Your instructions - Search the records for the word "their" and pick out every line that has it.

■ ■ ■

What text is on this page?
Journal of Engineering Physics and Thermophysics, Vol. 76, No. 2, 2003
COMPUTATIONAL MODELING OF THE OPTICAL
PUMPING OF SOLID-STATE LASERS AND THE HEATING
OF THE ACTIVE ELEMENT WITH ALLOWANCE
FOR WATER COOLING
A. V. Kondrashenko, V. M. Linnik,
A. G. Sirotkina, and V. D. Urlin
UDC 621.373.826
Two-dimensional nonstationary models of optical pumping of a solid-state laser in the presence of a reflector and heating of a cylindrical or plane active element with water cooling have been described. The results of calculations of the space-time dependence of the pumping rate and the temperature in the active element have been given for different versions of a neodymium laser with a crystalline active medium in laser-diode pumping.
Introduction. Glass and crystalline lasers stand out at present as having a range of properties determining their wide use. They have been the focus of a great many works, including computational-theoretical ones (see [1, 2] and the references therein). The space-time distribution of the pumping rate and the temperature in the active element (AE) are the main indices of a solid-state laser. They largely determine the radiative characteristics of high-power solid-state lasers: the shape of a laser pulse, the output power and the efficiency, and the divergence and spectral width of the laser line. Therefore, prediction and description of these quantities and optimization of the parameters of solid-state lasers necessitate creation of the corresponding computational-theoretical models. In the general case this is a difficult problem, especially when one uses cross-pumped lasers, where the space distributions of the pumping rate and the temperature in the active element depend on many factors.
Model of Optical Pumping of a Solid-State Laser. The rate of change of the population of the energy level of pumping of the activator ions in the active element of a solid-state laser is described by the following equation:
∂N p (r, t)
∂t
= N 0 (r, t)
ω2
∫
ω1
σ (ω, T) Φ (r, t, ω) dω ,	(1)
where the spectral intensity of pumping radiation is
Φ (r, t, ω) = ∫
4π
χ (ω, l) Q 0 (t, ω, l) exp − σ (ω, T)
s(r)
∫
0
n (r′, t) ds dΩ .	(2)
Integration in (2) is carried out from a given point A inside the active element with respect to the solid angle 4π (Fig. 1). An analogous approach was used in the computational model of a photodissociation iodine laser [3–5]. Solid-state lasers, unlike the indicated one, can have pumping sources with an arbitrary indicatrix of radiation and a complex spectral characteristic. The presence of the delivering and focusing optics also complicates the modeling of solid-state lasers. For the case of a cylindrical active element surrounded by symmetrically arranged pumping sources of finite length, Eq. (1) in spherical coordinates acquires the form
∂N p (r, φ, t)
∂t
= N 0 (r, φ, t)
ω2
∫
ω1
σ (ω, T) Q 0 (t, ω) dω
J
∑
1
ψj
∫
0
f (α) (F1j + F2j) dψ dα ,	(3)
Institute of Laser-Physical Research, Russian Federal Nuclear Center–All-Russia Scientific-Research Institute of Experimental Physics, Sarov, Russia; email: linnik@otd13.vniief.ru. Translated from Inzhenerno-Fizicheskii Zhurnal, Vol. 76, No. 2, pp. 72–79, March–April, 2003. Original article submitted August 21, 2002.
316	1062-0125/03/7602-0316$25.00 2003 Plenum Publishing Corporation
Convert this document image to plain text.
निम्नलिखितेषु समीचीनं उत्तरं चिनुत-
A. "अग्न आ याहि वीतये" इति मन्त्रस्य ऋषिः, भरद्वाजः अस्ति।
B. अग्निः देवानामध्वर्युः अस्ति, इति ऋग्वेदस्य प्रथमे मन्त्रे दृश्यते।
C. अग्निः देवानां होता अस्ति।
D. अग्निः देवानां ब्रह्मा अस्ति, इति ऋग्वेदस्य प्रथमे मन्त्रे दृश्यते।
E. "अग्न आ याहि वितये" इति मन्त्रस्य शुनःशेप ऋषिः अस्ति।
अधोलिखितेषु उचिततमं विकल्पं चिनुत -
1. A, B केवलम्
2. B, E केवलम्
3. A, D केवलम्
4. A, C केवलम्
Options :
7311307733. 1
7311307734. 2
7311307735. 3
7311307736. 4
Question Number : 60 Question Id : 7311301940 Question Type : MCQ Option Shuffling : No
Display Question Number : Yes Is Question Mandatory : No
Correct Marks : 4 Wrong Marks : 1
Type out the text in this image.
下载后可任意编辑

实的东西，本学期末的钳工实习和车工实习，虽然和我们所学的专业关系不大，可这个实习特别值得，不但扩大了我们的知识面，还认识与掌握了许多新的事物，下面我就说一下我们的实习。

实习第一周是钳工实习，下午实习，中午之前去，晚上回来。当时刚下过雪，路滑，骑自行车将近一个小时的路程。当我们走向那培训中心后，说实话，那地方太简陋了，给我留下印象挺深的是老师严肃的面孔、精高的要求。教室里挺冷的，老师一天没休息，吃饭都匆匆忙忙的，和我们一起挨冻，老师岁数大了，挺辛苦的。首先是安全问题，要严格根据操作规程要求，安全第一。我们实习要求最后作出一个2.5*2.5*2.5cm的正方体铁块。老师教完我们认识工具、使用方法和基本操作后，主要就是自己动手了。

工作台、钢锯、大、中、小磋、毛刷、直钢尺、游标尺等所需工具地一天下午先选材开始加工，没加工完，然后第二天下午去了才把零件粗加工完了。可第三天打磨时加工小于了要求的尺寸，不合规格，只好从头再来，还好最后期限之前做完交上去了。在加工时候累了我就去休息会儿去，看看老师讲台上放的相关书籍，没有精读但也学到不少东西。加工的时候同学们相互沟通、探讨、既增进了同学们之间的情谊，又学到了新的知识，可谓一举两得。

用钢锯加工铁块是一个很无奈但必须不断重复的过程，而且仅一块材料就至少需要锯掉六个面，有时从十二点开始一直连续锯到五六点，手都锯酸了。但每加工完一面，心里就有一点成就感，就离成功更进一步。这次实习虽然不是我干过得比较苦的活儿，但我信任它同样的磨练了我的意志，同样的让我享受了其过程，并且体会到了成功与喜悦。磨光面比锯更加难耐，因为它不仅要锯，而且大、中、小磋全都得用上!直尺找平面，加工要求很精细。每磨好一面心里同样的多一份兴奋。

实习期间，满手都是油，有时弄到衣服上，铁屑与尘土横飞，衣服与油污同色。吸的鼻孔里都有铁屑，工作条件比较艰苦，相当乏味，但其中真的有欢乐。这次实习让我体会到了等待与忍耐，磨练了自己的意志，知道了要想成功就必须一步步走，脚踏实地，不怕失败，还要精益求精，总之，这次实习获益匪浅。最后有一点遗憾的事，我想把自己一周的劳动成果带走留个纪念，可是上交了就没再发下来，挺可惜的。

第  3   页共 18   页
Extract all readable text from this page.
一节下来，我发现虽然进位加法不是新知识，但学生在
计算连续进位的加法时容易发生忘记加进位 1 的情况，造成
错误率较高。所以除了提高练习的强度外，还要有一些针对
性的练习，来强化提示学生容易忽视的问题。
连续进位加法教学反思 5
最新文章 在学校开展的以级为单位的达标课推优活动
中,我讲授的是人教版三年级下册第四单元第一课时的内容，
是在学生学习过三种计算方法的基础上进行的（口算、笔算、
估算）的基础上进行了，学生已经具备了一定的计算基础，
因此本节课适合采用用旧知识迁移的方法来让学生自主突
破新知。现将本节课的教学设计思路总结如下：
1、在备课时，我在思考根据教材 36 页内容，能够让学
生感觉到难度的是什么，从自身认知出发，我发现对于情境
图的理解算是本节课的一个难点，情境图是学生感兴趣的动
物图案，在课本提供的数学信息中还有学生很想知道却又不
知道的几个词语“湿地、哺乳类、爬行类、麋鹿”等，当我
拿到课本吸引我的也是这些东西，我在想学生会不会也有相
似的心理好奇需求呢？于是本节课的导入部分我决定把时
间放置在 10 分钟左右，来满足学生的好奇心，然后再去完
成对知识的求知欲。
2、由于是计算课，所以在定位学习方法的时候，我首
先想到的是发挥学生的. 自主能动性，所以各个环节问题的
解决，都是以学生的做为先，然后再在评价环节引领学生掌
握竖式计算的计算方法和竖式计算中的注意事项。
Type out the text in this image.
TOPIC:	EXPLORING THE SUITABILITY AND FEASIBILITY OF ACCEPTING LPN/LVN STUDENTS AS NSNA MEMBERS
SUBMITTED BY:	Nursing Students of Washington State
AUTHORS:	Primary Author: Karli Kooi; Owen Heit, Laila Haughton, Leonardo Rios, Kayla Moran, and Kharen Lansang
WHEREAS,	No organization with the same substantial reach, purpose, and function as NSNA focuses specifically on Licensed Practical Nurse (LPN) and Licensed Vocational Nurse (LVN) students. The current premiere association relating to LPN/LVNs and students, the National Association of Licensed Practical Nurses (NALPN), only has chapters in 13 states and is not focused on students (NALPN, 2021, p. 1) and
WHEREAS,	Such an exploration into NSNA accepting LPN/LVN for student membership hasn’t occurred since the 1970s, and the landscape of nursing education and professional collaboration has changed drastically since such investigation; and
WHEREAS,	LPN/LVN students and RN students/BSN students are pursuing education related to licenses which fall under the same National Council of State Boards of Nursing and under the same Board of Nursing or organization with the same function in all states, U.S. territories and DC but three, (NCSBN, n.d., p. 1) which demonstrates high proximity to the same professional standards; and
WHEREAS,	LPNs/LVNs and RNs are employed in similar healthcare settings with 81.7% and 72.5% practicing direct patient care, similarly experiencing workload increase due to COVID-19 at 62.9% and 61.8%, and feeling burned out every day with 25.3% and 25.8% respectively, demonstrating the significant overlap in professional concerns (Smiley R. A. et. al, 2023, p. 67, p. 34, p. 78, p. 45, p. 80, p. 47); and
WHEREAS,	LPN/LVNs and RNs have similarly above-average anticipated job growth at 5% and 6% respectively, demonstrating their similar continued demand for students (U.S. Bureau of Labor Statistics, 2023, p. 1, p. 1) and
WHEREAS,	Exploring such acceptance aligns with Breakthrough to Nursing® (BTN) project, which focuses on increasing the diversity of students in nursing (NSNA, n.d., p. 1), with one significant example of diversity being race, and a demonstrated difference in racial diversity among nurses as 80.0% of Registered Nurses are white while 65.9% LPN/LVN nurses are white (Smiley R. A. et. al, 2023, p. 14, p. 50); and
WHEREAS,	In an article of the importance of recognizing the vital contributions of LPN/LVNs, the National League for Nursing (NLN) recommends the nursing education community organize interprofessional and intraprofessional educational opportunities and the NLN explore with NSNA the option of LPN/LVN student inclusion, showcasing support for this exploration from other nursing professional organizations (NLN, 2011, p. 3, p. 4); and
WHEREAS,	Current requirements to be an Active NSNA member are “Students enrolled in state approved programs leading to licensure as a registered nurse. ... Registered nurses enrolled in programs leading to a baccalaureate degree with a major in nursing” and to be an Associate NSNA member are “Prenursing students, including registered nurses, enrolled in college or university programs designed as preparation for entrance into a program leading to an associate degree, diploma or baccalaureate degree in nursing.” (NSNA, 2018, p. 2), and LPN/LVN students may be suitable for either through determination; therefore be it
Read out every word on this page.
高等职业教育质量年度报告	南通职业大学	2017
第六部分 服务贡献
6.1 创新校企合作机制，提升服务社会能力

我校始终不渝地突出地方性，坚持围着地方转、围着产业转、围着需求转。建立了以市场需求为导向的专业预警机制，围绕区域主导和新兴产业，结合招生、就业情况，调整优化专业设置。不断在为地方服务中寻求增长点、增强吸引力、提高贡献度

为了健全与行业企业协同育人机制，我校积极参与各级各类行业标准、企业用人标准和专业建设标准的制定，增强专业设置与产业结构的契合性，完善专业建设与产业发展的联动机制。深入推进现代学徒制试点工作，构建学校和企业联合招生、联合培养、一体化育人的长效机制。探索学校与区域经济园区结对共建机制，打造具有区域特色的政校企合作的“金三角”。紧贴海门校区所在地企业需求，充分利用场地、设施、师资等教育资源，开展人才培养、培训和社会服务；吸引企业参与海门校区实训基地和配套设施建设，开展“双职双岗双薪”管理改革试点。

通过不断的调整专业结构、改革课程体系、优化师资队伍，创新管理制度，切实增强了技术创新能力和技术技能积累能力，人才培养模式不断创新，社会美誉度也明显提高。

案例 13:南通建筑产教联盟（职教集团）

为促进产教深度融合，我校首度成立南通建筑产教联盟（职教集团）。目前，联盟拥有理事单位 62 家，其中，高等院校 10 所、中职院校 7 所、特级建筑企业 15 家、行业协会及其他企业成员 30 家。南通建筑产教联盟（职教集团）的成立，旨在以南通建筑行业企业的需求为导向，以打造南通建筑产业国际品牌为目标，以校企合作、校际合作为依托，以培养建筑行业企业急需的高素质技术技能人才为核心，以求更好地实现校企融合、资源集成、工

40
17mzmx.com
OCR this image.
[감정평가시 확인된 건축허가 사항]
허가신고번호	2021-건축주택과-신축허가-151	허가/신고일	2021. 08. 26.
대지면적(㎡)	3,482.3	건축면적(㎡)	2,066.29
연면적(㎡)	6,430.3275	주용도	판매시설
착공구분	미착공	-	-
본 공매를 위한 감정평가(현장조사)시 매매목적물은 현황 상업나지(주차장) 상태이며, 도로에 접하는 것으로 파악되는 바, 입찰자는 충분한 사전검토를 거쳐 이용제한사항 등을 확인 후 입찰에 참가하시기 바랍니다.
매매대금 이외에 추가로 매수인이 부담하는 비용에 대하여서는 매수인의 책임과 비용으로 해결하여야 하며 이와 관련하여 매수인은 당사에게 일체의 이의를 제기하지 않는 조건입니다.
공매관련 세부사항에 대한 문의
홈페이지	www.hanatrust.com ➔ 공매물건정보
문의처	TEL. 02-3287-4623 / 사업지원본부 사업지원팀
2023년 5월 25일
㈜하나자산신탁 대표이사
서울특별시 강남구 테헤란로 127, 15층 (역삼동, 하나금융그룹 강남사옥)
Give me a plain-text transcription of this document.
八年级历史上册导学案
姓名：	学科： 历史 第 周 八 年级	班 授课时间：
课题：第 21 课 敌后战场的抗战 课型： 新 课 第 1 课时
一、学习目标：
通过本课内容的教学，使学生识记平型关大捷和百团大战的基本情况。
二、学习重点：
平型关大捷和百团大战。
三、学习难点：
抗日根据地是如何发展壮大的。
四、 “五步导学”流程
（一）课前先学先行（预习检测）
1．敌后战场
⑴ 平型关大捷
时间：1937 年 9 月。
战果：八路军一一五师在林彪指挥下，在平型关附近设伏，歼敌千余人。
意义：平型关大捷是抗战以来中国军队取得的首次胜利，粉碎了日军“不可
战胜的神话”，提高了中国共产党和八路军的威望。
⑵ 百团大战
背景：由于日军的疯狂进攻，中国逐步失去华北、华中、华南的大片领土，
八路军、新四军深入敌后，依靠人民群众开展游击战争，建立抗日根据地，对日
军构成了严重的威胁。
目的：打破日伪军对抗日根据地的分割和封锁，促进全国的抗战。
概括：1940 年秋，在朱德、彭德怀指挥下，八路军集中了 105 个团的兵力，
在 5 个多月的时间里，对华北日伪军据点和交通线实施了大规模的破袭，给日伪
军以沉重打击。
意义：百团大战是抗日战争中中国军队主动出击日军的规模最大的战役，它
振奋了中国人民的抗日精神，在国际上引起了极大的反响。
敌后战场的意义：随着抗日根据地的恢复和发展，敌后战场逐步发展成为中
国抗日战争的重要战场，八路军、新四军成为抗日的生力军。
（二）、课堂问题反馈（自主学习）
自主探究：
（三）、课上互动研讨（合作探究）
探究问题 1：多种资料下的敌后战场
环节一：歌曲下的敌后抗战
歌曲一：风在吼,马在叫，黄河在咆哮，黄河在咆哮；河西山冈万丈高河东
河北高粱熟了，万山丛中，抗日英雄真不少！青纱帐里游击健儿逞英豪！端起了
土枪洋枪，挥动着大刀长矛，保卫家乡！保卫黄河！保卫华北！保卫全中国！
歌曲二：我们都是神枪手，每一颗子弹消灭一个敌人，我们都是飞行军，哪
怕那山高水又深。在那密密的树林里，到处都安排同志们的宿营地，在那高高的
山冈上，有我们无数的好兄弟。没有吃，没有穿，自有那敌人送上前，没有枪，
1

■ ■ ■

Answer for this exercise -
Introduction. Glass and crystalline lasers stand out at present as having a range of properties determining their wide use. They have been the focus of a great many works, including computational-theoretical ones (see [1, 2] and the references therein). The space-time distribution of the pumping rate and the temperature in the active element (AE) are the main indices of a solid-state laser. They largely determine the radiative characteristics of high-power solid-state lasers: the shape of a laser pulse, the output power and the efficiency, and the divergence and spectral width of the laser line. Therefore, prediction and description of these quantities and optimization of the parameters of solid-state lasers necessitate creation of the corresponding computational-theoretical models. In the general case this is a difficult problem, especially when one uses cross-pumped lasers, where the space distributions of the pumping rate and the temperature in the active element depend on many factors.
WHEREAS,	LPN/LVNs and RNs have similarly above-average anticipated job growth at 5% and 6% respectively, demonstrating their similar continued demand for students (U.S. Bureau of Labor Statistics, 2023, p. 1, p. 1) and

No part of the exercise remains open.